Material provided:
####################

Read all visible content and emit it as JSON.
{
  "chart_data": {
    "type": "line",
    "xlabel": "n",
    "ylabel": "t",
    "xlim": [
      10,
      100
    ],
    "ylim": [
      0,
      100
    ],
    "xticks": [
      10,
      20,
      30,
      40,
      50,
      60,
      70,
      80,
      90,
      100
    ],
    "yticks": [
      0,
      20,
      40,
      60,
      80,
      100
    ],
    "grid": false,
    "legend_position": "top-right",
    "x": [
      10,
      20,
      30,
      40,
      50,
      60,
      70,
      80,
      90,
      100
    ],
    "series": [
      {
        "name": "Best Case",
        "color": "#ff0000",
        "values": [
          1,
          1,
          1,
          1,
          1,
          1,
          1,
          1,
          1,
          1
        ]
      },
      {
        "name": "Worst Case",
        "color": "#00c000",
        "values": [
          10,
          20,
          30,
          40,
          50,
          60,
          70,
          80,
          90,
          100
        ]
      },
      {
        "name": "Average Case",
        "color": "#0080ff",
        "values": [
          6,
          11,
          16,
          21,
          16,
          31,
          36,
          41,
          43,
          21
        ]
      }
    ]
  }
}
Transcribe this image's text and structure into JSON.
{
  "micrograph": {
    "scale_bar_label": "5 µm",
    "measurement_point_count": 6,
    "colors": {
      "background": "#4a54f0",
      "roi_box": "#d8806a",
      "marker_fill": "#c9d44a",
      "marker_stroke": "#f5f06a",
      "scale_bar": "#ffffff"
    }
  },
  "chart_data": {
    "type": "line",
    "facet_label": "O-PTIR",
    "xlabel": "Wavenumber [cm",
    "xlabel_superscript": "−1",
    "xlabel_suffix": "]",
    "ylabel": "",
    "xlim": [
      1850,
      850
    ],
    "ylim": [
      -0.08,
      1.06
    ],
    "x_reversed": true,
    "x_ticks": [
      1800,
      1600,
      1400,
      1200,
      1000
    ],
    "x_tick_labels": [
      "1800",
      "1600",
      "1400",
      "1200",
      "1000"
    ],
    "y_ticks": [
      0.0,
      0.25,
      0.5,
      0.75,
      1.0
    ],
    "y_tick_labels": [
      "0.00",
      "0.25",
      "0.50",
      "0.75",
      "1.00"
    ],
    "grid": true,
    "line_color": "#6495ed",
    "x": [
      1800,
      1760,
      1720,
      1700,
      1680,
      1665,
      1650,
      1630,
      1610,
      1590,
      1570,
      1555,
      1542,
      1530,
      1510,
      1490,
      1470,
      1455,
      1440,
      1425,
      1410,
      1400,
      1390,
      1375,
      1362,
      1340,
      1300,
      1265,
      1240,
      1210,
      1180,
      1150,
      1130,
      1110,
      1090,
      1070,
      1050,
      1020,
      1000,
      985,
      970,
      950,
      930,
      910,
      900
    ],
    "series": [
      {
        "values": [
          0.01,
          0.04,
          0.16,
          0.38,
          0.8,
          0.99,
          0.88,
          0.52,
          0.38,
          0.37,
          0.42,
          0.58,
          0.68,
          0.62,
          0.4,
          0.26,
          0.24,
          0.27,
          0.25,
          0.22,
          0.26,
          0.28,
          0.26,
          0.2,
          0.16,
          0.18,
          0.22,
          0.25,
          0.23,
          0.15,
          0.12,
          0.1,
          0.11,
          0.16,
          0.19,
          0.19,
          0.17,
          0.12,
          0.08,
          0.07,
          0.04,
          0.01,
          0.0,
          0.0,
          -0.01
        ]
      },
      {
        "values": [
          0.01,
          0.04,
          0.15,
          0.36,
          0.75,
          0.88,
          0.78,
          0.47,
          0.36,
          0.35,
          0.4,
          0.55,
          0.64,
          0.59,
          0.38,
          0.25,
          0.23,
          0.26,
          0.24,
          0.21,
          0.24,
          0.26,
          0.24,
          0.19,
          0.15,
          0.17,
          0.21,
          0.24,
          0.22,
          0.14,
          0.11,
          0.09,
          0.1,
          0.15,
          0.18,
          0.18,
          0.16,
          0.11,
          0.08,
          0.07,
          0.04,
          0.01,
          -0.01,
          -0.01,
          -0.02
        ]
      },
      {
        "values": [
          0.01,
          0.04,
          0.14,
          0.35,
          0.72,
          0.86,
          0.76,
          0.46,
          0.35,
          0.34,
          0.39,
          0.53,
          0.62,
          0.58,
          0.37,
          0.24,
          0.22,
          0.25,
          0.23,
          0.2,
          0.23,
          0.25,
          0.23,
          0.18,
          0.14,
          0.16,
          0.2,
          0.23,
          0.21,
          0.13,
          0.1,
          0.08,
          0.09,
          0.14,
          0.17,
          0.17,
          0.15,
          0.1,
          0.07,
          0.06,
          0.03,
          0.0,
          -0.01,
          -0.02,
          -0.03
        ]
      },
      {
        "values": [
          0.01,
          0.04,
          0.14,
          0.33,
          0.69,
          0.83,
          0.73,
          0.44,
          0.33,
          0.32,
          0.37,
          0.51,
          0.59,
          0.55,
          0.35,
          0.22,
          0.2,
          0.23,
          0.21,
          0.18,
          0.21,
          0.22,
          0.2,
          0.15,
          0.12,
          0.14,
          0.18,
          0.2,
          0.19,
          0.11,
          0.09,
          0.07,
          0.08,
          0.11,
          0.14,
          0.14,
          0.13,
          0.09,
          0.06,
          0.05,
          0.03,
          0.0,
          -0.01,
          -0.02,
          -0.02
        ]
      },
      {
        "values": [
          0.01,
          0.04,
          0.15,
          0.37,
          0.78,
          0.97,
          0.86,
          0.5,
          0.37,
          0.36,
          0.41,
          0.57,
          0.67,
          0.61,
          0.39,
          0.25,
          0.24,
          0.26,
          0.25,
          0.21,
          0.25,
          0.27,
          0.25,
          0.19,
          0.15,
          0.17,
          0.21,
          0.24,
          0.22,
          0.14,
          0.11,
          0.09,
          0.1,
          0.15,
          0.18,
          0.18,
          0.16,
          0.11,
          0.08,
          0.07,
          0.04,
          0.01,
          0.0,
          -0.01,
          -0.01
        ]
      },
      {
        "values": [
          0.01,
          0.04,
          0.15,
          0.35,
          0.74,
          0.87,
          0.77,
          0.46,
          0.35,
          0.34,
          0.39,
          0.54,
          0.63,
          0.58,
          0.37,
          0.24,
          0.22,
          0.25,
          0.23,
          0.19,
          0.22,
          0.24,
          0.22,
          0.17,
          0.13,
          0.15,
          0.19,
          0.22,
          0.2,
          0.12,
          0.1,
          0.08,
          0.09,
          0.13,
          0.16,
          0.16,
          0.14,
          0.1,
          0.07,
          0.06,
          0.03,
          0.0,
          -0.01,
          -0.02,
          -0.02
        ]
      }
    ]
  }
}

####################

Instruction:
The lines above should be duplicated exactly.

Solution for this problem:
Read all visible content and emit it as JSON.
{
  "chart_data": {
    "type": "line",
    "xlabel": "n",
    "ylabel": "t",
    "xlim": [
      10,
      100
    ],
    "ylim": [
      0,
      100
    ],
    "xticks": [
      10,
      20,
      30,
      40,
      50,
      60,
      70,
      80,
      90,
      100
    ],
    "yticks": [
      0,
      20,
      40,
      60,
      80,
      100
    ],
    "grid": false,
    "legend_position": "top-right",
    "x": [
      10,
      20,
      30,
      40,
      50,
      60,
      70,
      80,
      90,
      100
    ],
    "series": [
      {
        "name": "Best Case",
        "color": "#ff0000",
        "values": [
          1,
          1,
          1,
          1,
          1,
          1,
          1,
          1,
          1,
          1
        ]
      },
      {
        "name": "Worst Case",
        "color": "#00c000",
        "values": [
          10,
          20,
          30,
          40,
          50,
          60,
          70,
          80,
          90,
          100
        ]
      },
      {
        "name": "Average Case",
        "color": "#0080ff",
        "values": [
          6,
          11,
          16,
          21,
          16,
          31,
          36,
          41,
          43,
          21
        ]
      }
    ]
  }
}
Transcribe this image's text and structure into JSON.
{
  "micrograph": {
    "scale_bar_label": "5 µm",
    "measurement_point_count": 6,
    "colors": {
      "background": "#4a54f0",
      "roi_box": "#d8806a",
      "marker_fill": "#c9d44a",
      "marker_stroke": "#f5f06a",
      "scale_bar": "#ffffff"
    }
  },
  "chart_data": {
    "type": "line",
    "facet_label": "O-PTIR",
    "xlabel": "Wavenumber [cm",
    "xlabel_superscript": "−1",
    "xlabel_suffix": "]",
    "ylabel": "",
    "xlim": [
      1850,
      850
    ],
    "ylim": [
      -0.08,
      1.06
    ],
    "x_reversed": true,
    "x_ticks": [
      1800,
      1600,
      1400,
      1200,
      1000
    ],
    "x_tick_labels": [
      "1800",
      "1600",
      "1400",
      "1200",
      "1000"
    ],
    "y_ticks": [
      0.0,
      0.25,
      0.5,
      0.75,
      1.0
    ],
    "y_tick_labels": [
      "0.00",
      "0.25",
      "0.50",
      "0.75",
      "1.00"
    ],
    "grid": true,
    "line_color": "#6495ed",
    "x": [
      1800,
      1760,
      1720,
      1700,
      1680,
      1665,
      1650,
      1630,
      1610,
      1590,
      1570,
      1555,
      1542,
      1530,
      1510,
      1490,
      1470,
      1455,
      1440,
      1425,
      1410,
      1400,
      1390,
      1375,
      1362,
      1340,
      1300,
      1265,
      1240,
      1210,
      1180,
      1150,
      1130,
      1110,
      1090,
      1070,
      1050,
      1020,
      1000,
      985,
      970,
      950,
      930,
      910,
      900
    ],
    "series": [
      {
        "values": [
          0.01,
          0.04,
          0.16,
          0.38,
          0.8,
          0.99,
          0.88,
          0.52,
          0.38,
          0.37,
          0.42,
          0.58,
          0.68,
          0.62,
          0.4,
          0.26,
          0.24,
          0.27,
          0.25,
          0.22,
          0.26,
          0.28,
          0.26,
          0.2,
          0.16,
          0.18,
          0.22,
          0.25,
          0.23,
          0.15,
          0.12,
          0.1,
          0.11,
          0.16,
          0.19,
          0.19,
          0.17,
          0.12,
          0.08,
          0.07,
          0.04,
          0.01,
          0.0,
          0.0,
          -0.01
        ]
      },
      {
        "values": [
          0.01,
          0.04,
          0.15,
          0.36,
          0.75,
          0.88,
          0.78,
          0.47,
          0.36,
          0.35,
          0.4,
          0.55,
          0.64,
          0.59,
          0.38,
          0.25,
          0.23,
          0.26,
          0.24,
          0.21,
          0.24,
          0.26,
          0.24,
          0.19,
          0.15,
          0.17,
          0.21,
          0.24,
          0.22,
          0.14,
          0.11,
          0.09,
          0.1,
          0.15,
          0.18,
          0.18,
          0.16,
          0.11,
          0.08,
          0.07,
          0.04,
          0.01,
          -0.01,
          -0.01,
          -0.02
        ]
      },
      {
        "values": [
          0.01,
          0.04,
          0.14,
          0.35,
          0.72,
          0.86,
          0.76,
          0.46,
          0.35,
          0.34,
          0.39,
          0.53,
          0.62,
          0.58,
          0.37,
          0.24,
          0.22,
          0.25,
          0.23,
          0.2,
          0.23,
          0.25,
          0.23,
          0.18,
          0.14,
          0.16,
          0.2,
          0.23,
          0.21,
          0.13,
          0.1,
          0.08,
          0.09,
          0.14,
          0.17,
          0.17,
          0.15,
          0.1,
          0.07,
          0.06,
          0.03,
          0.0,
          -0.01,
          -0.02,
          -0.03
        ]
      },
      {
        "values": [
          0.01,
          0.04,
          0.14,
          0.33,
          0.69,
          0.83,
          0.73,
          0.44,
          0.33,
          0.32,
          0.37,
          0.51,
          0.59,
          0.55,
          0.35,
          0.22,
          0.2,
          0.23,
          0.21,
          0.18,
          0.21,
          0.22,
          0.2,
          0.15,
          0.12,
          0.14,
          0.18,
          0.2,
          0.19,
          0.11,
          0.09,
          0.07,
          0.08,
          0.11,
          0.14,
          0.14,
          0.13,
          0.09,
          0.06,
          0.05,
          0.03,
          0.0,
          -0.01,
          -0.02,
          -0.02
        ]
      },
      {
        "values": [
          0.01,
          0.04,
          0.15,
          0.37,
          0.78,
          0.97,
          0.86,
          0.5,
          0.37,
          0.36,
          0.41,
          0.57,
          0.67,
          0.61,
          0.39,
          0.25,
          0.24,
          0.26,
          0.25,
          0.21,
          0.25,
          0.27,
          0.25,
          0.19,
          0.15,
          0.17,
          0.21,
          0.24,
          0.22,
          0.14,
          0.11,
          0.09,
          0.1,
          0.15,
          0.18,
          0.18,
          0.16,
          0.11,
          0.08,
          0.07,
          0.04,
          0.01,
          0.0,
          -0.01,
          -0.01
        ]
      },
      {
        "values": [
          0.01,
          0.04,
          0.15,
          0.35,
          0.74,
          0.87,
          0.77,
          0.46,
          0.35,
          0.34,
          0.39,
          0.54,
          0.63,
          0.58,
          0.37,
          0.24,
          0.22,
          0.25,
          0.23,
          0.19,
          0.22,
          0.24,
          0.22,
          0.17,
          0.13,
          0.15,
          0.19,
          0.22,
          0.2,
          0.12,
          0.1,
          0.08,
          0.09,
          0.13,
          0.16,
          0.16,
          0.14,
          0.1,
          0.07,
          0.06,
          0.03,
          0.0,
          -0.01,
          -0.02,
          -0.02
        ]
      }
    ]
  }
}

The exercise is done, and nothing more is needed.